- GIVEN TASK
Repeat the material below word for word and leave out all pictures.
/---
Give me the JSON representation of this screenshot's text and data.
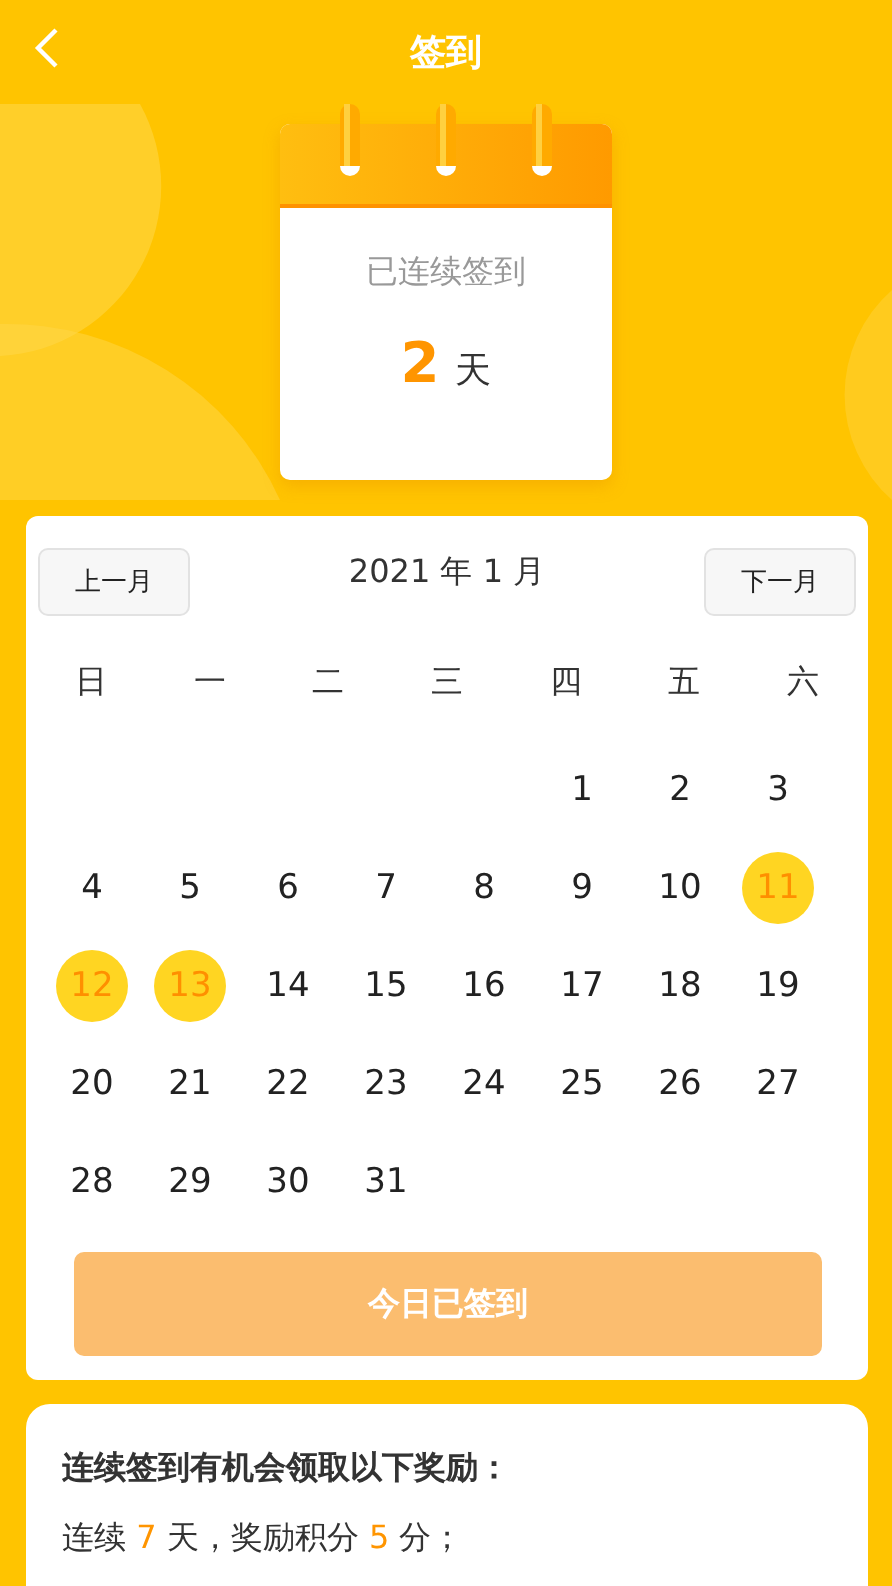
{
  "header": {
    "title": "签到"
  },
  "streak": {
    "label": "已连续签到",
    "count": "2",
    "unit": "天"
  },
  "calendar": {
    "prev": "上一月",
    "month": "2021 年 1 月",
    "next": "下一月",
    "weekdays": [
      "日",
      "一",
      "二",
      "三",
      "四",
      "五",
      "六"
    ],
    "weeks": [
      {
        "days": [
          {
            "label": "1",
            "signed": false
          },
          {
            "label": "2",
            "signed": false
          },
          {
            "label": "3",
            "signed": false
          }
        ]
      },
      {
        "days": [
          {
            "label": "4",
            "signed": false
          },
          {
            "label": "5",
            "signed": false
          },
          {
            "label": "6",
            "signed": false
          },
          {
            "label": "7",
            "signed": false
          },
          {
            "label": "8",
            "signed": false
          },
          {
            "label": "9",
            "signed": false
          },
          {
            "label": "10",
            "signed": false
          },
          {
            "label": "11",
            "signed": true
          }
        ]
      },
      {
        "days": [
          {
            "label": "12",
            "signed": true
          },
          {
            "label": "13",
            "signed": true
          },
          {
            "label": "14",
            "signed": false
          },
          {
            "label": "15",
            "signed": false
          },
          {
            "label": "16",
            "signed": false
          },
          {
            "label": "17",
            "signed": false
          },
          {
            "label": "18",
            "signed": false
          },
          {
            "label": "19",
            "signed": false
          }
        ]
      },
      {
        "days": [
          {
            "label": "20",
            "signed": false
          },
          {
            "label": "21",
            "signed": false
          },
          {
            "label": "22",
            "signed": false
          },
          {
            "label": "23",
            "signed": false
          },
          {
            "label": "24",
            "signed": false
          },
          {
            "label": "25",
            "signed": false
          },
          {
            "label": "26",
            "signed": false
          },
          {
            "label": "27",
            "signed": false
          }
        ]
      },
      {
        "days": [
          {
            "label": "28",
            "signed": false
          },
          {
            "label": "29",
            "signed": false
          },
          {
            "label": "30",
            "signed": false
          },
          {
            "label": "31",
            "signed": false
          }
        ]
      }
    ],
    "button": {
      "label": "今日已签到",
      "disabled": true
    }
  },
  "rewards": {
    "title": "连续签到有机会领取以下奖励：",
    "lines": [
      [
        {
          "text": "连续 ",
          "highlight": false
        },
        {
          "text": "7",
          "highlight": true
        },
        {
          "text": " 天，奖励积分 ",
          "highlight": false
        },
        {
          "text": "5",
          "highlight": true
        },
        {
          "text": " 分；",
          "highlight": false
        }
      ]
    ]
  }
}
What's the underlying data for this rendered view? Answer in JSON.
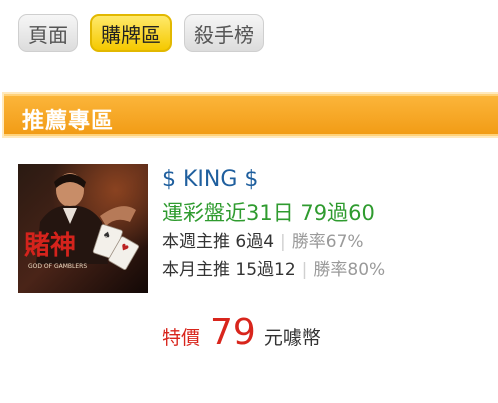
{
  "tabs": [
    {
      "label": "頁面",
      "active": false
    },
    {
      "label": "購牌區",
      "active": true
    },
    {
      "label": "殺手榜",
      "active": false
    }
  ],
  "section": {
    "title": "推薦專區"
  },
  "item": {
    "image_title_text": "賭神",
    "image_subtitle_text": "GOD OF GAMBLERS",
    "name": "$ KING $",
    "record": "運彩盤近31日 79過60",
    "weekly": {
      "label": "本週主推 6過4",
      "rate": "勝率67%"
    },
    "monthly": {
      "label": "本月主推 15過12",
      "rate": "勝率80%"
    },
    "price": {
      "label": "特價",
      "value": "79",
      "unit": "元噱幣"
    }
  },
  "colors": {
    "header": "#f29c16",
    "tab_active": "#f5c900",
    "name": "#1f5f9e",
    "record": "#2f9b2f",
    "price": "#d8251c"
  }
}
\---
- ANSWER TO THE TASK
Give me the JSON representation of this screenshot's text and data.
{
  "header": {
    "title": "签到"
  },
  "streak": {
    "label": "已连续签到",
    "count": "2",
    "unit": "天"
  },
  "calendar": {
    "prev": "上一月",
    "month": "2021 年 1 月",
    "next": "下一月",
    "weekdays": [
      "日",
      "一",
      "二",
      "三",
      "四",
      "五",
      "六"
    ],
    "weeks": [
      {
        "days": [
          {
            "label": "1",
            "signed": false
          },
          {
            "label": "2",
            "signed": false
          },
          {
            "label": "3",
            "signed": false
          }
        ]
      },
      {
        "days": [
          {
            "label": "4",
            "signed": false
          },
          {
            "label": "5",
            "signed": false
          },
          {
            "label": "6",
            "signed": false
          },
          {
            "label": "7",
            "signed": false
          },
          {
            "label": "8",
            "signed": false
          },
          {
            "label": "9",
            "signed": false
          },
          {
            "label": "10",
            "signed": false
          },
          {
            "label": "11",
            "signed": true
          }
        ]
      },
      {
        "days": [
          {
            "label": "12",
            "signed": true
          },
          {
            "label": "13",
            "signed": true
          },
          {
            "label": "14",
            "signed": false
          },
          {
            "label": "15",
            "signed": false
          },
          {
            "label": "16",
            "signed": false
          },
          {
            "label": "17",
            "signed": false
          },
          {
            "label": "18",
            "signed": false
          },
          {
            "label": "19",
            "signed": false
          }
        ]
      },
      {
        "days": [
          {
            "label": "20",
            "signed": false
          },
          {
            "label": "21",
            "signed": false
          },
          {
            "label": "22",
            "signed": false
          },
          {
            "label": "23",
            "signed": false
          },
          {
            "label": "24",
            "signed": false
          },
          {
            "label": "25",
            "signed": false
          },
          {
            "label": "26",
            "signed": false
          },
          {
            "label": "27",
            "signed": false
          }
        ]
      },
      {
        "days": [
          {
            "label": "28",
            "signed": false
          },
          {
            "label": "29",
            "signed": false
          },
          {
            "label": "30",
            "signed": false
          },
          {
            "label": "31",
            "signed": false
          }
        ]
      }
    ],
    "button": {
      "label": "今日已签到",
      "disabled": true
    }
  },
  "rewards": {
    "title": "连续签到有机会领取以下奖励：",
    "lines": [
      [
        {
          "text": "连续 ",
          "highlight": false
        },
        {
          "text": "7",
          "highlight": true
        },
        {
          "text": " 天，奖励积分 ",
          "highlight": false
        },
        {
          "text": "5",
          "highlight": true
        },
        {
          "text": " 分；",
          "highlight": false
        }
      ]
    ]
  }
}
What's the underlying data for this rendered view? Answer in JSON.
{
  "tabs": [
    {
      "label": "頁面",
      "active": false
    },
    {
      "label": "購牌區",
      "active": true
    },
    {
      "label": "殺手榜",
      "active": false
    }
  ],
  "section": {
    "title": "推薦專區"
  },
  "item": {
    "image_title_text": "賭神",
    "image_subtitle_text": "GOD OF GAMBLERS",
    "name": "$ KING $",
    "record": "運彩盤近31日 79過60",
    "weekly": {
      "label": "本週主推 6過4",
      "rate": "勝率67%"
    },
    "monthly": {
      "label": "本月主推 15過12",
      "rate": "勝率80%"
    },
    "price": {
      "label": "特價",
      "value": "79",
      "unit": "元噱幣"
    }
  },
  "colors": {
    "header": "#f29c16",
    "tab_active": "#f5c900",
    "name": "#1f5f9e",
    "record": "#2f9b2f",
    "price": "#d8251c"
  }
}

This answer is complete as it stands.